| SET TASK |
Output the full listing below exactly as it reads, and skip anything that is a picture.

| RECORDS SHOWN |
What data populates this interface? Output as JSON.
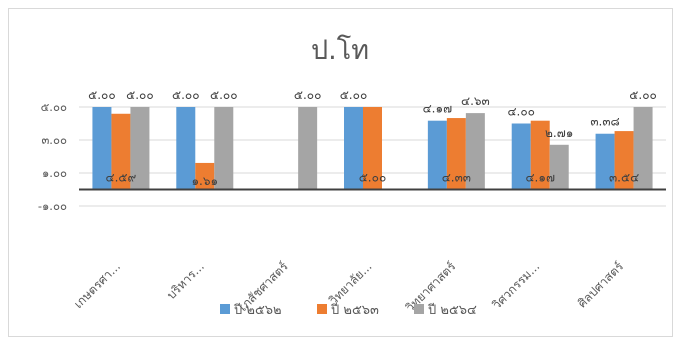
{
  "chart_data": {
    "type": "bar",
    "title": "ป.โท",
    "categories": [
      "เกษตรศา...",
      "บริหาร...",
      "เภสัชศาสตร์",
      "วิทยาลัย...",
      "วิทยาศาสตร์",
      "วิศวกรรม...",
      "ศิลปศาสตร์"
    ],
    "series": [
      {
        "name": "ปี ๒๕๖๒",
        "color": "#5b9bd5",
        "values": [
          5.0,
          5.0,
          null,
          5.0,
          4.17,
          4.0,
          3.38
        ]
      },
      {
        "name": "ปี ๒๕๖๓",
        "color": "#ed7d31",
        "values": [
          4.59,
          1.61,
          null,
          5.0,
          4.33,
          4.17,
          3.54
        ]
      },
      {
        "name": "ปี ๒๕๖๔",
        "color": "#a5a5a5",
        "values": [
          5.0,
          5.0,
          5.0,
          null,
          4.63,
          2.71,
          5.0
        ]
      }
    ],
    "data_labels": [
      [
        "๕.๐๐",
        "๕.๐๐",
        null,
        "๕.๐๐",
        "๔.๑๗",
        "๔.๐๐",
        "๓.๓๘"
      ],
      [
        "๔.๕๙",
        "๑.๖๑",
        null,
        "๕.๐๐",
        "๔.๓๓",
        "๔.๑๗",
        "๓.๕๔"
      ],
      [
        "๕.๐๐",
        "๕.๐๐",
        "๕.๐๐",
        null,
        "๔.๖๓",
        "๒.๗๑",
        "๕.๐๐"
      ]
    ],
    "y_ticks": [
      5,
      3,
      1,
      -1
    ],
    "y_tick_labels": [
      "๕.๐๐",
      "๓.๐๐",
      "๑.๐๐",
      "-๑.๐๐"
    ],
    "ylim": [
      -1,
      5
    ],
    "grid": true,
    "legend_position": "bottom"
  }
}
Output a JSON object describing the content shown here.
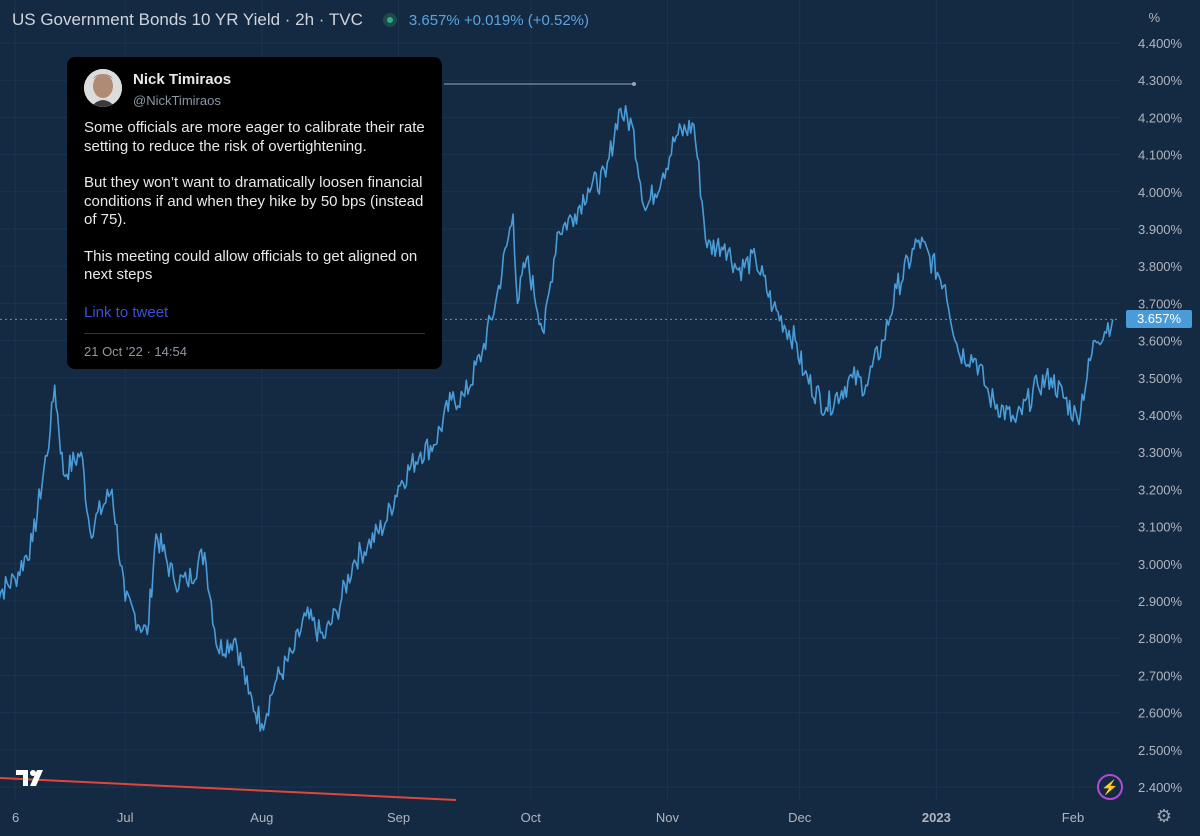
{
  "header": {
    "title": "US Government Bonds 10 YR Yield · 2h · TVC",
    "quote": "3.657% +0.019% (+0.52%)"
  },
  "axis": {
    "unit": "%",
    "current_price_label": "3.657%"
  },
  "tweet": {
    "author": "Nick Timiraos",
    "handle": "@NickTimiraos",
    "paragraphs": [
      "Some officials are more eager to calibrate their rate setting to reduce the risk of overtightening.",
      "But they won’t want to dramatically loosen financial conditions if and when they hike by 50 bps (instead of 75).",
      "This meeting could allow officials to get aligned on next steps"
    ],
    "link_label": "Link to tweet",
    "timestamp": "21 Oct '22 · 14:54"
  },
  "icons": {
    "logo": "tradingview-logo-icon",
    "alert": "flash-icon",
    "settings": "gear-icon"
  },
  "colors": {
    "background": "#132a42",
    "line": "#4a9cd8",
    "price_tag": "#4a9cd8",
    "bottom_indicator": "#e2453b"
  },
  "chart_data": {
    "type": "line",
    "title": "US Government Bonds 10 YR Yield · 2h · TVC",
    "xlabel": "",
    "ylabel": "%",
    "ylim": [
      2.35,
      4.45
    ],
    "y_ticks": [
      4.4,
      4.3,
      4.2,
      4.1,
      4.0,
      3.9,
      3.8,
      3.7,
      3.6,
      3.5,
      3.4,
      3.3,
      3.2,
      3.1,
      3.0,
      2.9,
      2.8,
      2.7,
      2.6,
      2.5,
      2.4
    ],
    "y_tick_labels": [
      "4.400%",
      "4.300%",
      "4.200%",
      "4.100%",
      "4.000%",
      "3.900%",
      "3.800%",
      "3.700%",
      "3.600%",
      "3.500%",
      "3.400%",
      "3.300%",
      "3.200%",
      "3.100%",
      "3.000%",
      "2.900%",
      "2.800%",
      "2.700%",
      "2.600%",
      "2.500%",
      "2.400%"
    ],
    "x_tick_labels": [
      "6",
      "Jul",
      "Aug",
      "Sep",
      "Oct",
      "Nov",
      "Dec",
      "2023",
      "Feb"
    ],
    "x_ticks": [
      "2022-06-06",
      "2022-07-01",
      "2022-08-01",
      "2022-09-01",
      "2022-10-01",
      "2022-11-01",
      "2022-12-01",
      "2023-01-01",
      "2023-02-01"
    ],
    "series": [
      {
        "x": [
          "2022-06-01",
          "2022-06-06",
          "2022-06-10",
          "2022-06-14",
          "2022-06-15",
          "2022-06-17",
          "2022-06-21",
          "2022-06-23",
          "2022-06-28",
          "2022-07-01",
          "2022-07-06",
          "2022-07-08",
          "2022-07-12",
          "2022-07-15",
          "2022-07-19",
          "2022-07-22",
          "2022-07-26",
          "2022-07-29",
          "2022-08-01",
          "2022-08-04",
          "2022-08-08",
          "2022-08-11",
          "2022-08-15",
          "2022-08-18",
          "2022-08-22",
          "2022-08-25",
          "2022-08-29",
          "2022-09-01",
          "2022-09-06",
          "2022-09-09",
          "2022-09-13",
          "2022-09-16",
          "2022-09-20",
          "2022-09-23",
          "2022-09-27",
          "2022-09-28",
          "2022-09-30",
          "2022-10-04",
          "2022-10-07",
          "2022-10-11",
          "2022-10-14",
          "2022-10-18",
          "2022-10-21",
          "2022-10-24",
          "2022-10-27",
          "2022-10-31",
          "2022-11-03",
          "2022-11-07",
          "2022-11-10",
          "2022-11-14",
          "2022-11-17",
          "2022-11-21",
          "2022-11-25",
          "2022-11-30",
          "2022-12-02",
          "2022-12-07",
          "2022-12-13",
          "2022-12-16",
          "2022-12-20",
          "2022-12-23",
          "2022-12-28",
          "2023-01-03",
          "2023-01-06",
          "2023-01-10",
          "2023-01-13",
          "2023-01-19",
          "2023-01-24",
          "2023-01-27",
          "2023-02-02",
          "2023-02-06",
          "2023-02-10"
        ],
        "y": [
          2.91,
          2.96,
          3.06,
          3.36,
          3.48,
          3.24,
          3.3,
          3.09,
          3.2,
          2.9,
          2.81,
          3.08,
          2.96,
          2.95,
          3.03,
          2.77,
          2.8,
          2.65,
          2.57,
          2.68,
          2.76,
          2.86,
          2.8,
          2.87,
          3.01,
          3.05,
          3.11,
          3.21,
          3.3,
          3.32,
          3.44,
          3.45,
          3.57,
          3.7,
          3.94,
          3.7,
          3.82,
          3.62,
          3.89,
          3.94,
          4.01,
          4.04,
          4.22,
          4.18,
          3.95,
          4.05,
          4.15,
          4.18,
          3.85,
          3.86,
          3.79,
          3.82,
          3.69,
          3.6,
          3.51,
          3.42,
          3.5,
          3.48,
          3.6,
          3.74,
          3.87,
          3.75,
          3.57,
          3.55,
          3.45,
          3.38,
          3.48,
          3.5,
          3.39,
          3.6,
          3.657
        ]
      }
    ],
    "current_value": 3.657,
    "annotation_marker_value": 4.29
  }
}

| REPLY TO THE EXERCISE |
What data populates this interface? Output as JSON.
{
  "chart_data": {
    "type": "bar",
    "title": "ป.โท",
    "categories": [
      "เกษตรศา...",
      "บริหาร...",
      "เภสัชศาสตร์",
      "วิทยาลัย...",
      "วิทยาศาสตร์",
      "วิศวกรรม...",
      "ศิลปศาสตร์"
    ],
    "series": [
      {
        "name": "ปี ๒๕๖๒",
        "color": "#5b9bd5",
        "values": [
          5.0,
          5.0,
          null,
          5.0,
          4.17,
          4.0,
          3.38
        ]
      },
      {
        "name": "ปี ๒๕๖๓",
        "color": "#ed7d31",
        "values": [
          4.59,
          1.61,
          null,
          5.0,
          4.33,
          4.17,
          3.54
        ]
      },
      {
        "name": "ปี ๒๕๖๔",
        "color": "#a5a5a5",
        "values": [
          5.0,
          5.0,
          5.0,
          null,
          4.63,
          2.71,
          5.0
        ]
      }
    ],
    "data_labels": [
      [
        "๕.๐๐",
        "๕.๐๐",
        null,
        "๕.๐๐",
        "๔.๑๗",
        "๔.๐๐",
        "๓.๓๘"
      ],
      [
        "๔.๕๙",
        "๑.๖๑",
        null,
        "๕.๐๐",
        "๔.๓๓",
        "๔.๑๗",
        "๓.๕๔"
      ],
      [
        "๕.๐๐",
        "๕.๐๐",
        "๕.๐๐",
        null,
        "๔.๖๓",
        "๒.๗๑",
        "๕.๐๐"
      ]
    ],
    "y_ticks": [
      5,
      3,
      1,
      -1
    ],
    "y_tick_labels": [
      "๕.๐๐",
      "๓.๐๐",
      "๑.๐๐",
      "-๑.๐๐"
    ],
    "ylim": [
      -1,
      5
    ],
    "grid": true,
    "legend_position": "bottom"
  }
}
Output a JSON object describing the content shown here.
{
  "header": {
    "title": "US Government Bonds 10 YR Yield · 2h · TVC",
    "quote": "3.657% +0.019% (+0.52%)"
  },
  "axis": {
    "unit": "%",
    "current_price_label": "3.657%"
  },
  "tweet": {
    "author": "Nick Timiraos",
    "handle": "@NickTimiraos",
    "paragraphs": [
      "Some officials are more eager to calibrate their rate setting to reduce the risk of overtightening.",
      "But they won’t want to dramatically loosen financial conditions if and when they hike by 50 bps (instead of 75).",
      "This meeting could allow officials to get aligned on next steps"
    ],
    "link_label": "Link to tweet",
    "timestamp": "21 Oct '22 · 14:54"
  },
  "icons": {
    "logo": "tradingview-logo-icon",
    "alert": "flash-icon",
    "settings": "gear-icon"
  },
  "colors": {
    "background": "#132a42",
    "line": "#4a9cd8",
    "price_tag": "#4a9cd8",
    "bottom_indicator": "#e2453b"
  },
  "chart_data": {
    "type": "line",
    "title": "US Government Bonds 10 YR Yield · 2h · TVC",
    "xlabel": "",
    "ylabel": "%",
    "ylim": [
      2.35,
      4.45
    ],
    "y_ticks": [
      4.4,
      4.3,
      4.2,
      4.1,
      4.0,
      3.9,
      3.8,
      3.7,
      3.6,
      3.5,
      3.4,
      3.3,
      3.2,
      3.1,
      3.0,
      2.9,
      2.8,
      2.7,
      2.6,
      2.5,
      2.4
    ],
    "y_tick_labels": [
      "4.400%",
      "4.300%",
      "4.200%",
      "4.100%",
      "4.000%",
      "3.900%",
      "3.800%",
      "3.700%",
      "3.600%",
      "3.500%",
      "3.400%",
      "3.300%",
      "3.200%",
      "3.100%",
      "3.000%",
      "2.900%",
      "2.800%",
      "2.700%",
      "2.600%",
      "2.500%",
      "2.400%"
    ],
    "x_tick_labels": [
      "6",
      "Jul",
      "Aug",
      "Sep",
      "Oct",
      "Nov",
      "Dec",
      "2023",
      "Feb"
    ],
    "x_ticks": [
      "2022-06-06",
      "2022-07-01",
      "2022-08-01",
      "2022-09-01",
      "2022-10-01",
      "2022-11-01",
      "2022-12-01",
      "2023-01-01",
      "2023-02-01"
    ],
    "series": [
      {
        "x": [
          "2022-06-01",
          "2022-06-06",
          "2022-06-10",
          "2022-06-14",
          "2022-06-15",
          "2022-06-17",
          "2022-06-21",
          "2022-06-23",
          "2022-06-28",
          "2022-07-01",
          "2022-07-06",
          "2022-07-08",
          "2022-07-12",
          "2022-07-15",
          "2022-07-19",
          "2022-07-22",
          "2022-07-26",
          "2022-07-29",
          "2022-08-01",
          "2022-08-04",
          "2022-08-08",
          "2022-08-11",
          "2022-08-15",
          "2022-08-18",
          "2022-08-22",
          "2022-08-25",
          "2022-08-29",
          "2022-09-01",
          "2022-09-06",
          "2022-09-09",
          "2022-09-13",
          "2022-09-16",
          "2022-09-20",
          "2022-09-23",
          "2022-09-27",
          "2022-09-28",
          "2022-09-30",
          "2022-10-04",
          "2022-10-07",
          "2022-10-11",
          "2022-10-14",
          "2022-10-18",
          "2022-10-21",
          "2022-10-24",
          "2022-10-27",
          "2022-10-31",
          "2022-11-03",
          "2022-11-07",
          "2022-11-10",
          "2022-11-14",
          "2022-11-17",
          "2022-11-21",
          "2022-11-25",
          "2022-11-30",
          "2022-12-02",
          "2022-12-07",
          "2022-12-13",
          "2022-12-16",
          "2022-12-20",
          "2022-12-23",
          "2022-12-28",
          "2023-01-03",
          "2023-01-06",
          "2023-01-10",
          "2023-01-13",
          "2023-01-19",
          "2023-01-24",
          "2023-01-27",
          "2023-02-02",
          "2023-02-06",
          "2023-02-10"
        ],
        "y": [
          2.91,
          2.96,
          3.06,
          3.36,
          3.48,
          3.24,
          3.3,
          3.09,
          3.2,
          2.9,
          2.81,
          3.08,
          2.96,
          2.95,
          3.03,
          2.77,
          2.8,
          2.65,
          2.57,
          2.68,
          2.76,
          2.86,
          2.8,
          2.87,
          3.01,
          3.05,
          3.11,
          3.21,
          3.3,
          3.32,
          3.44,
          3.45,
          3.57,
          3.7,
          3.94,
          3.7,
          3.82,
          3.62,
          3.89,
          3.94,
          4.01,
          4.04,
          4.22,
          4.18,
          3.95,
          4.05,
          4.15,
          4.18,
          3.85,
          3.86,
          3.79,
          3.82,
          3.69,
          3.6,
          3.51,
          3.42,
          3.5,
          3.48,
          3.6,
          3.74,
          3.87,
          3.75,
          3.57,
          3.55,
          3.45,
          3.38,
          3.48,
          3.5,
          3.39,
          3.6,
          3.657
        ]
      }
    ],
    "current_value": 3.657,
    "annotation_marker_value": 4.29
  }
}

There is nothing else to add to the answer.